- [PROMPT]
Look through the data below. Pick out the lines holding the string "Patriarchs".

- [AVAILABLE RECORDS]
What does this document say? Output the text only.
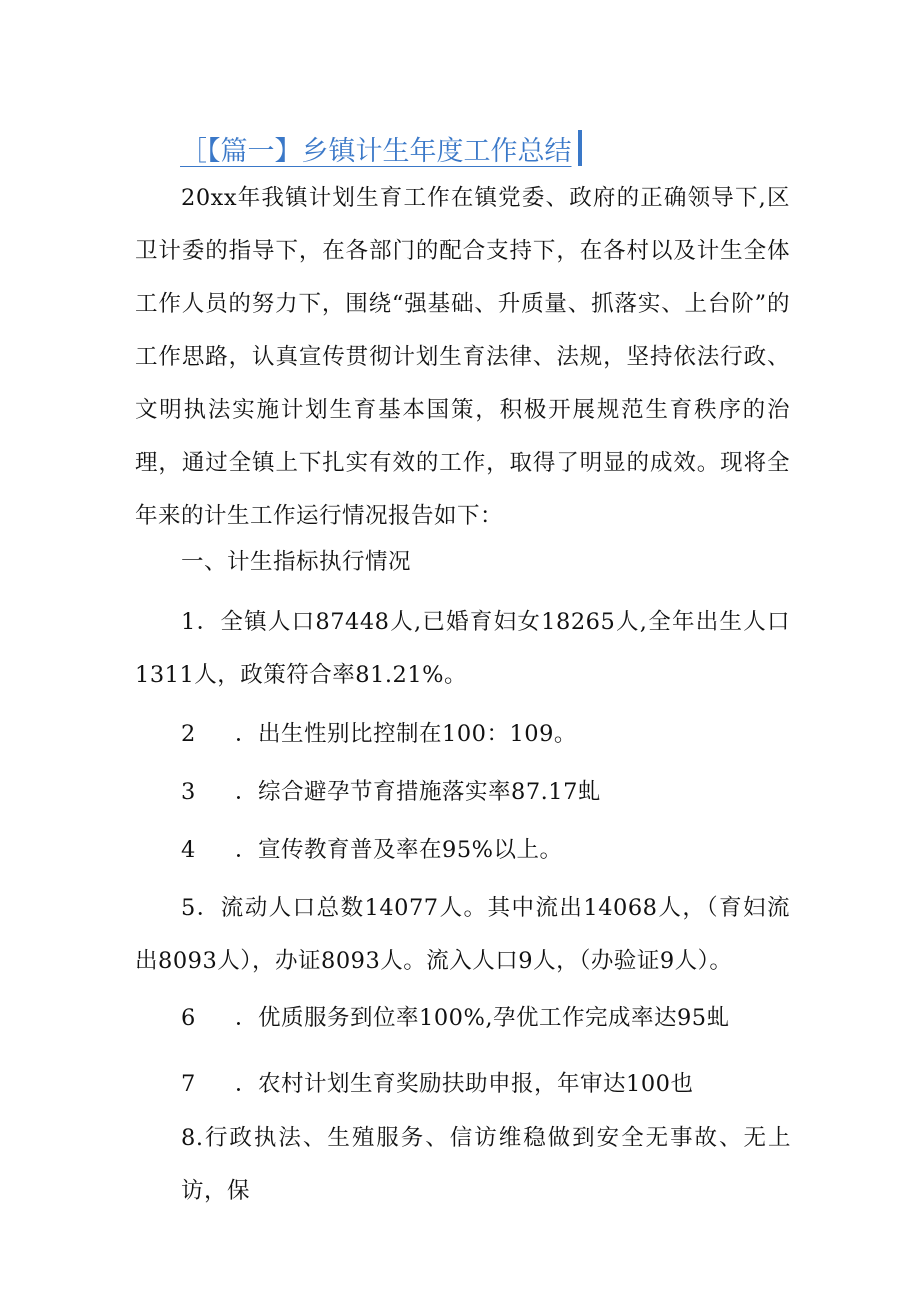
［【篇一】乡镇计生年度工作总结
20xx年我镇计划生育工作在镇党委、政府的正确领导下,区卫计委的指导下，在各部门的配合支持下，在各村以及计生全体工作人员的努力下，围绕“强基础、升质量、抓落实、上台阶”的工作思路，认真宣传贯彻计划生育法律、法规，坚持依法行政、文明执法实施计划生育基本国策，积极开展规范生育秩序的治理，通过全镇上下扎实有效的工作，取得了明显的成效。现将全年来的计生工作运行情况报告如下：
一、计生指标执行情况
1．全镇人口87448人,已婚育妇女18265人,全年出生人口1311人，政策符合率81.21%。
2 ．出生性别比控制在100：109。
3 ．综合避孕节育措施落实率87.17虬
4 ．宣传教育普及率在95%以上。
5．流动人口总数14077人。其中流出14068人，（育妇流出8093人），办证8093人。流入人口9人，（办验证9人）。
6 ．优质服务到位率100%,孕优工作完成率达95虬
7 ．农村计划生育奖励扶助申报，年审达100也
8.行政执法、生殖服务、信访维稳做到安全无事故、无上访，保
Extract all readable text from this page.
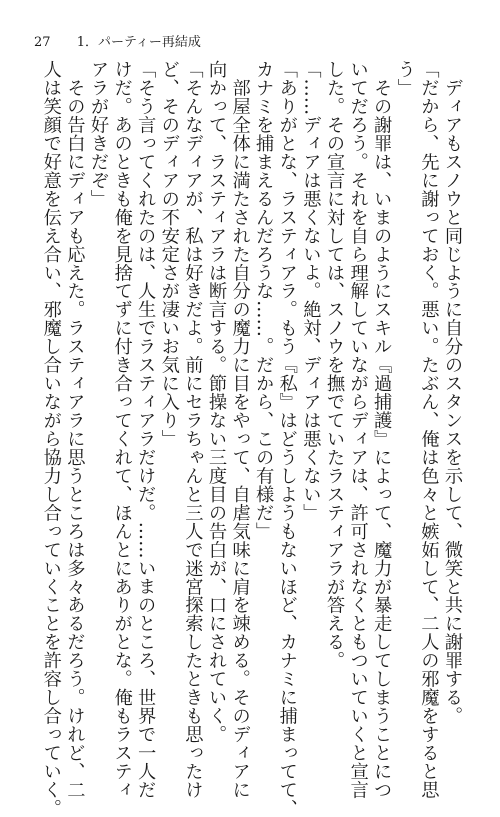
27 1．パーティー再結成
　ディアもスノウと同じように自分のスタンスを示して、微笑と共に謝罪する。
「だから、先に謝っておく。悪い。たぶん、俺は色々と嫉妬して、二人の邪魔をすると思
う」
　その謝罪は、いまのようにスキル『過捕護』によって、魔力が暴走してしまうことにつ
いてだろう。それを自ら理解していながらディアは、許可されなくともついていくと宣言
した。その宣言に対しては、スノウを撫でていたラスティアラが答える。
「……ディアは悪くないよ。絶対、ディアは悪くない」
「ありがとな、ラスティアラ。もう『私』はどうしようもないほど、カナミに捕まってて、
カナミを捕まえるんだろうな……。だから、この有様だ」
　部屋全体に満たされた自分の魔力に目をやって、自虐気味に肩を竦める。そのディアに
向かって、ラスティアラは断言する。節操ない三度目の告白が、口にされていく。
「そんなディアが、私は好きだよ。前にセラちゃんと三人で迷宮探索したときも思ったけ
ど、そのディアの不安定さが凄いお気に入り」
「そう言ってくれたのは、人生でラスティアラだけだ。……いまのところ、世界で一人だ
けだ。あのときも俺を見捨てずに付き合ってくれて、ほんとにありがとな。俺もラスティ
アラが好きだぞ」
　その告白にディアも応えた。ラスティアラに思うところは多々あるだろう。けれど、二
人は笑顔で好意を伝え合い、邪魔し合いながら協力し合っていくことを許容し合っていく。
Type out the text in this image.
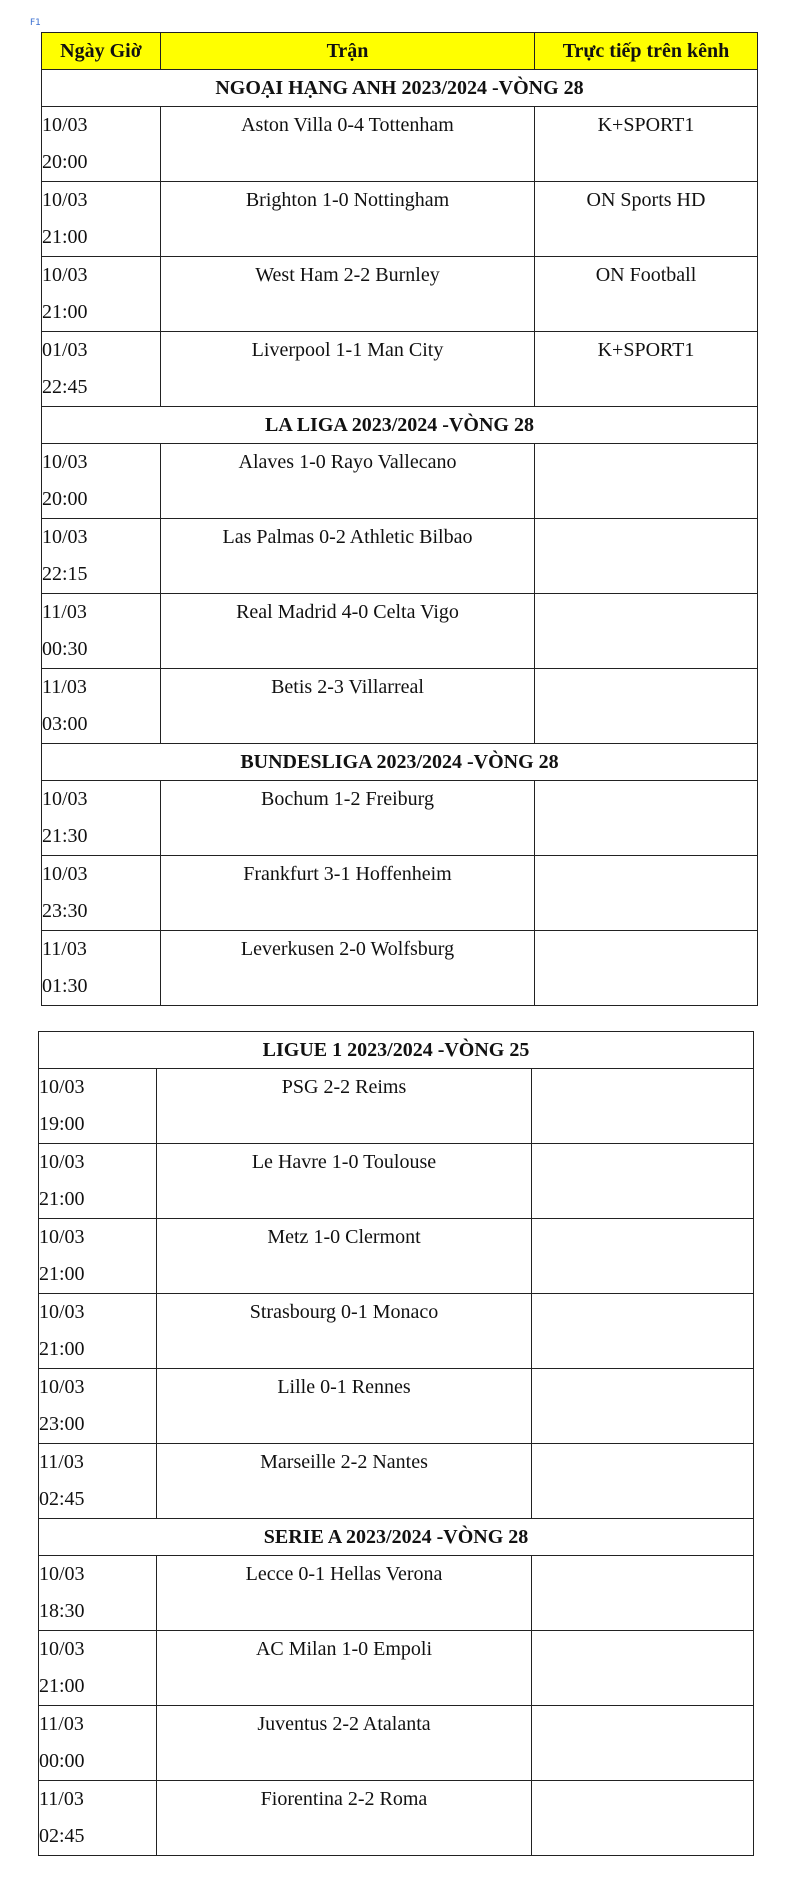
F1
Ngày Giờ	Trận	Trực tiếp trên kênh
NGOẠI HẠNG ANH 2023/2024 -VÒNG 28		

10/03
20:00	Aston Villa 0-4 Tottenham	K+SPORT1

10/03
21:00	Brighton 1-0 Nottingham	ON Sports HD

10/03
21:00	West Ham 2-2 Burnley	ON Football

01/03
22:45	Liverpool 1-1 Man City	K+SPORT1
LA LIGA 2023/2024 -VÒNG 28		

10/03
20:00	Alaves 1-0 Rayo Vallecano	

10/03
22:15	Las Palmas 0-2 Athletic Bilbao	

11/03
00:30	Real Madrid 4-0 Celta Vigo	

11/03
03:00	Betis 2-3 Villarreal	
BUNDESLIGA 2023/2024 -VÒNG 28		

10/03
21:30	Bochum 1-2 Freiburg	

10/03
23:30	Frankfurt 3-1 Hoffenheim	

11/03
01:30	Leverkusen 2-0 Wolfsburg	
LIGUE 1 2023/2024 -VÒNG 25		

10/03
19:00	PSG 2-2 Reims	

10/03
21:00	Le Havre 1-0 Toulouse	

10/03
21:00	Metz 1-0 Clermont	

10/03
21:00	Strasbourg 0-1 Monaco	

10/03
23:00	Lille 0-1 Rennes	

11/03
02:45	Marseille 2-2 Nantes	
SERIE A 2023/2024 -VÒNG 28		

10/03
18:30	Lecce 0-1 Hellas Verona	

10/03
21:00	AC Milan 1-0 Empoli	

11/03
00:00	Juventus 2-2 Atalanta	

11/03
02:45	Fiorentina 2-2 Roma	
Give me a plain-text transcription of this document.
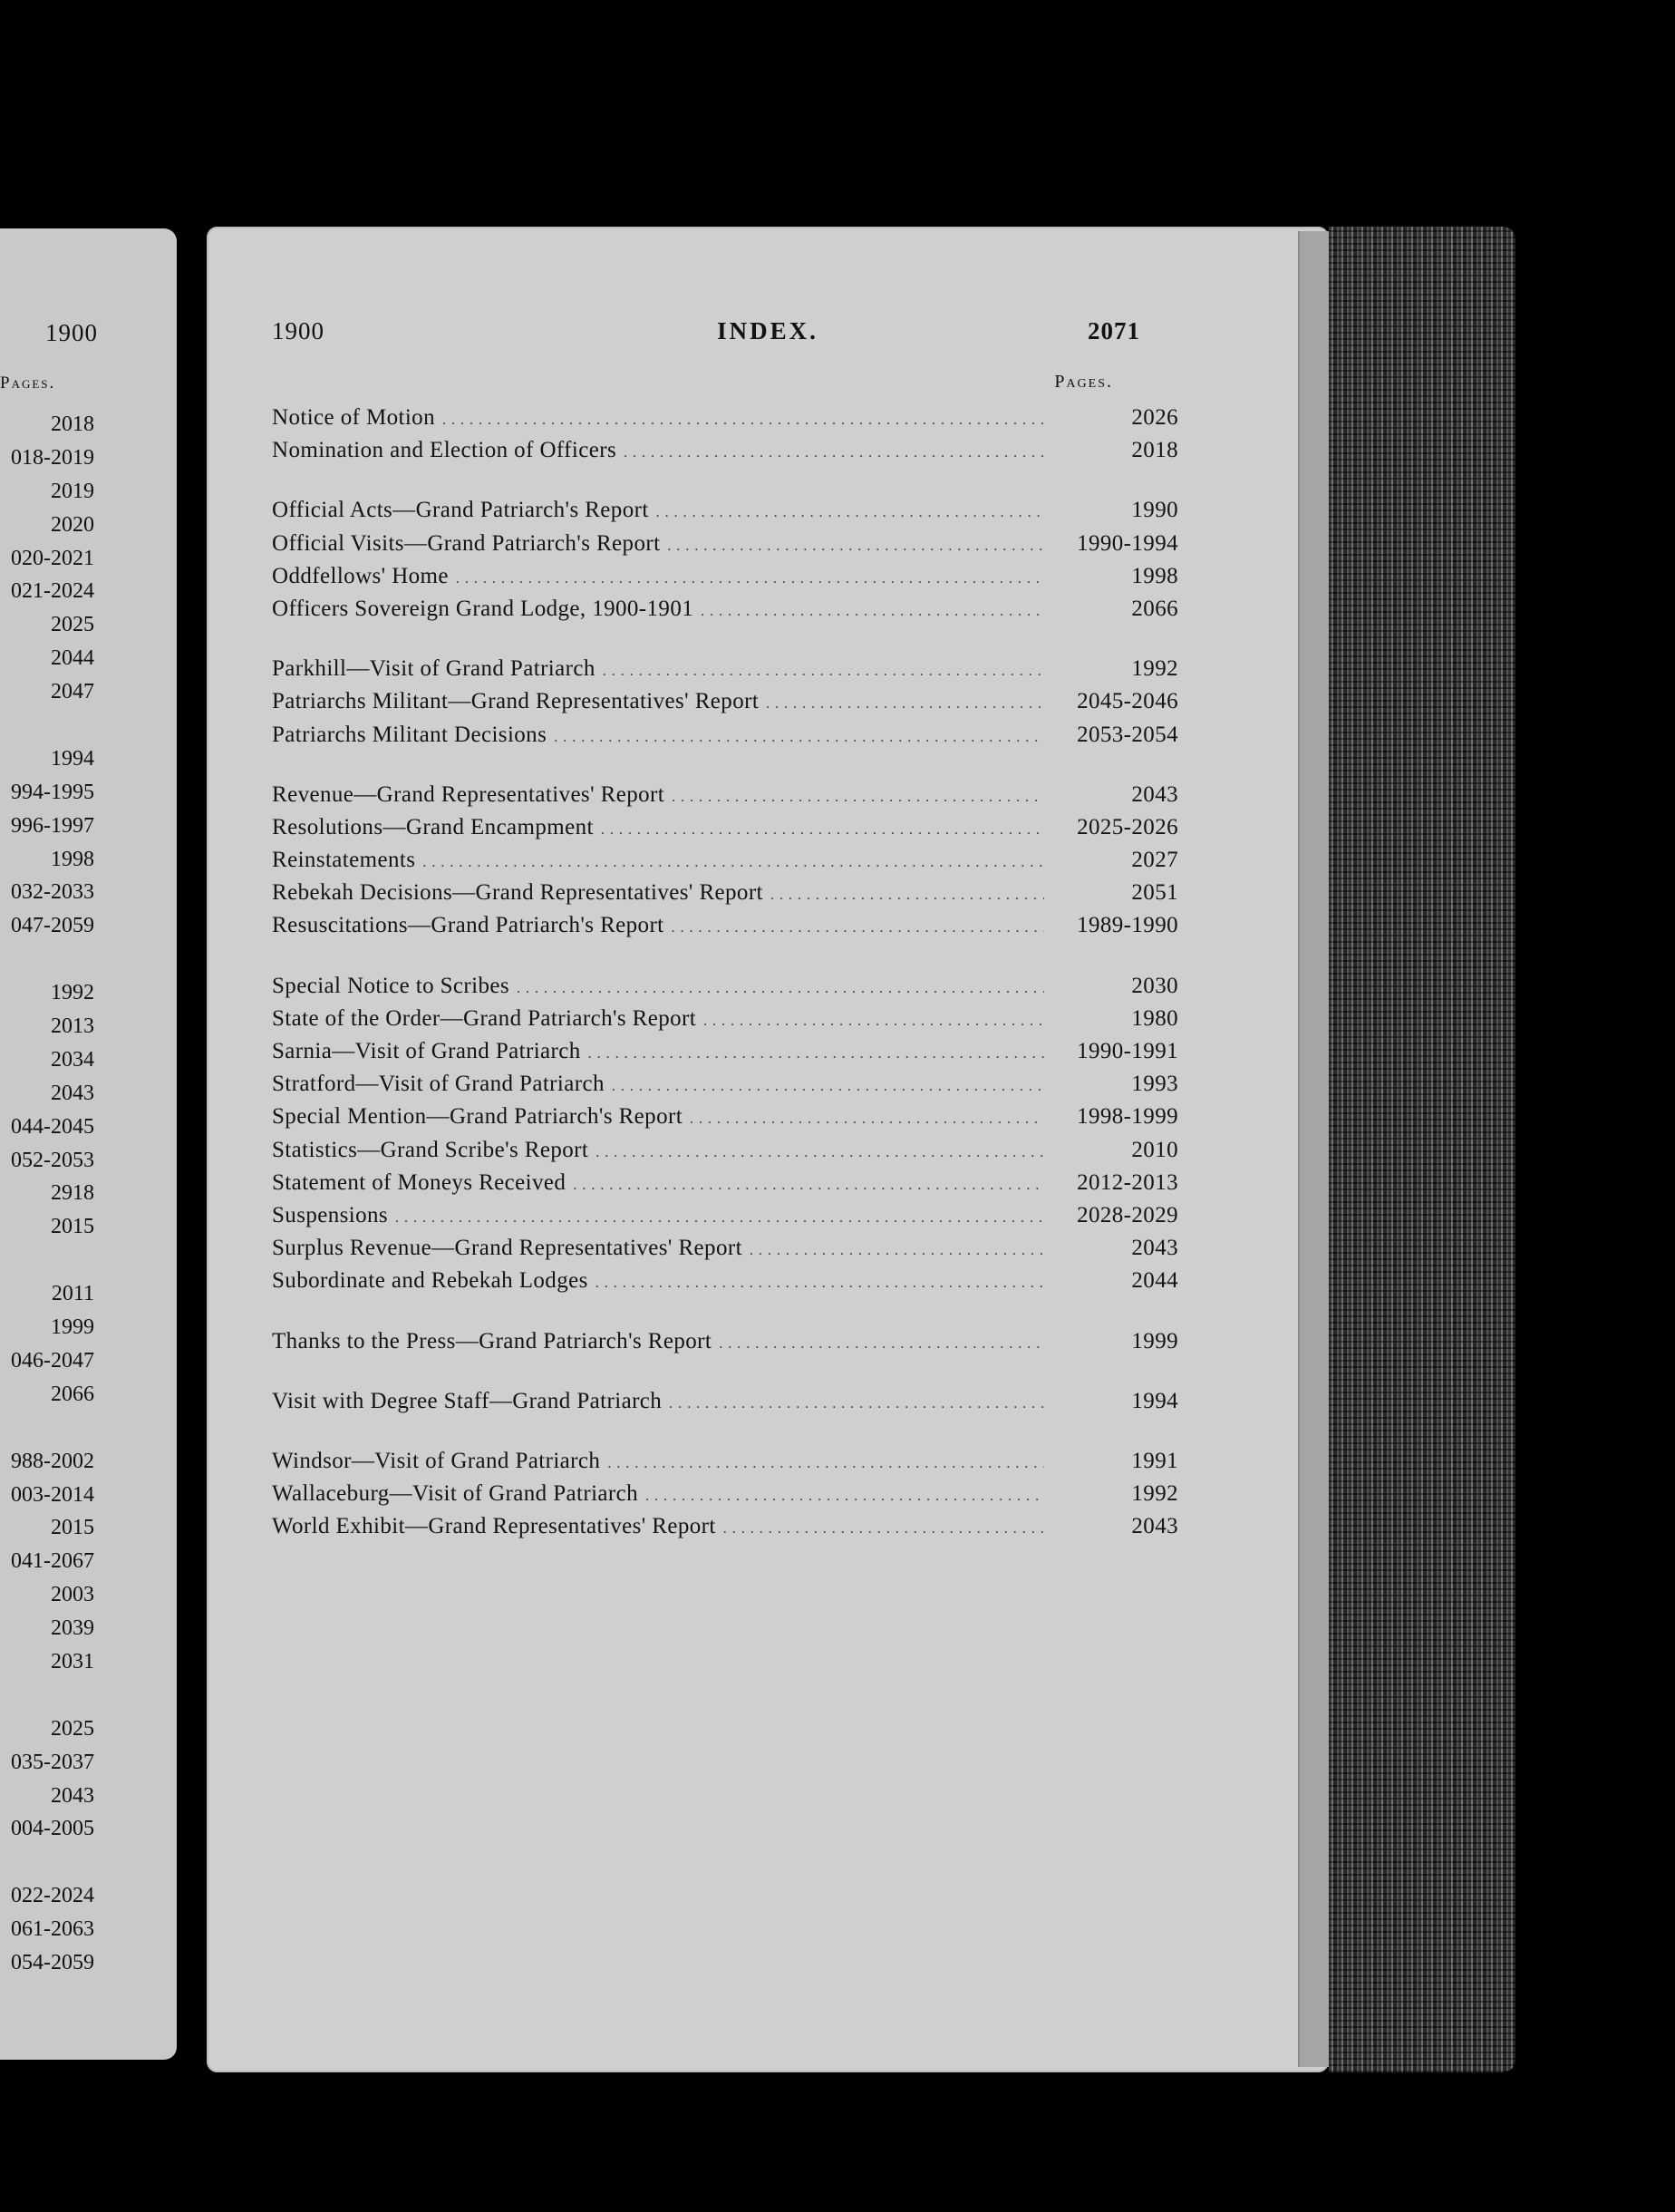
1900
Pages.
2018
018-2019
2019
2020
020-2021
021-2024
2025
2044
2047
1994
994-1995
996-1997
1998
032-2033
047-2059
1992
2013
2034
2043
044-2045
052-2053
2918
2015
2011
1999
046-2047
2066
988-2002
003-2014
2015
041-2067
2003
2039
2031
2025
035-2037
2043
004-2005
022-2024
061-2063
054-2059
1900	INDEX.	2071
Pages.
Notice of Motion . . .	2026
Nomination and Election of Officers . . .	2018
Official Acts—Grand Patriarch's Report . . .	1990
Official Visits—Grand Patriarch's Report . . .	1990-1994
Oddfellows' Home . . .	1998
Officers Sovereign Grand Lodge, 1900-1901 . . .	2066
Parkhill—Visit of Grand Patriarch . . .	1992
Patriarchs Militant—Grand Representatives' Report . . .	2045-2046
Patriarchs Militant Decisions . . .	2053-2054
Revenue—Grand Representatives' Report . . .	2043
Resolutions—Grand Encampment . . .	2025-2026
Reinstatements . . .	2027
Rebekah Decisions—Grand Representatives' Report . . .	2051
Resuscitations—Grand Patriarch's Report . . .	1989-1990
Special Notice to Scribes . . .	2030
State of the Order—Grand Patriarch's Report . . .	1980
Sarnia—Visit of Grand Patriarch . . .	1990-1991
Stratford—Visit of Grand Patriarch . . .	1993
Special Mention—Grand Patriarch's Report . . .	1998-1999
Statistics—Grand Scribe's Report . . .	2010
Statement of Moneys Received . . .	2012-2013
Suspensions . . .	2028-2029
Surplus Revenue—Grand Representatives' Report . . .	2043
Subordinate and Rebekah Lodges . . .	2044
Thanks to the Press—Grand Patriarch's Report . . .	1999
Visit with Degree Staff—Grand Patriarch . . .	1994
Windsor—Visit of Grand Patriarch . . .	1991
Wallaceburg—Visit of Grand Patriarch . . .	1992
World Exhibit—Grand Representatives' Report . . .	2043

- [RESPONSE TO THE TASK]
Patriarchs Militant—Grand Representatives' Report . . .	2045-2046
Patriarchs Militant Decisions . . .	2053-2054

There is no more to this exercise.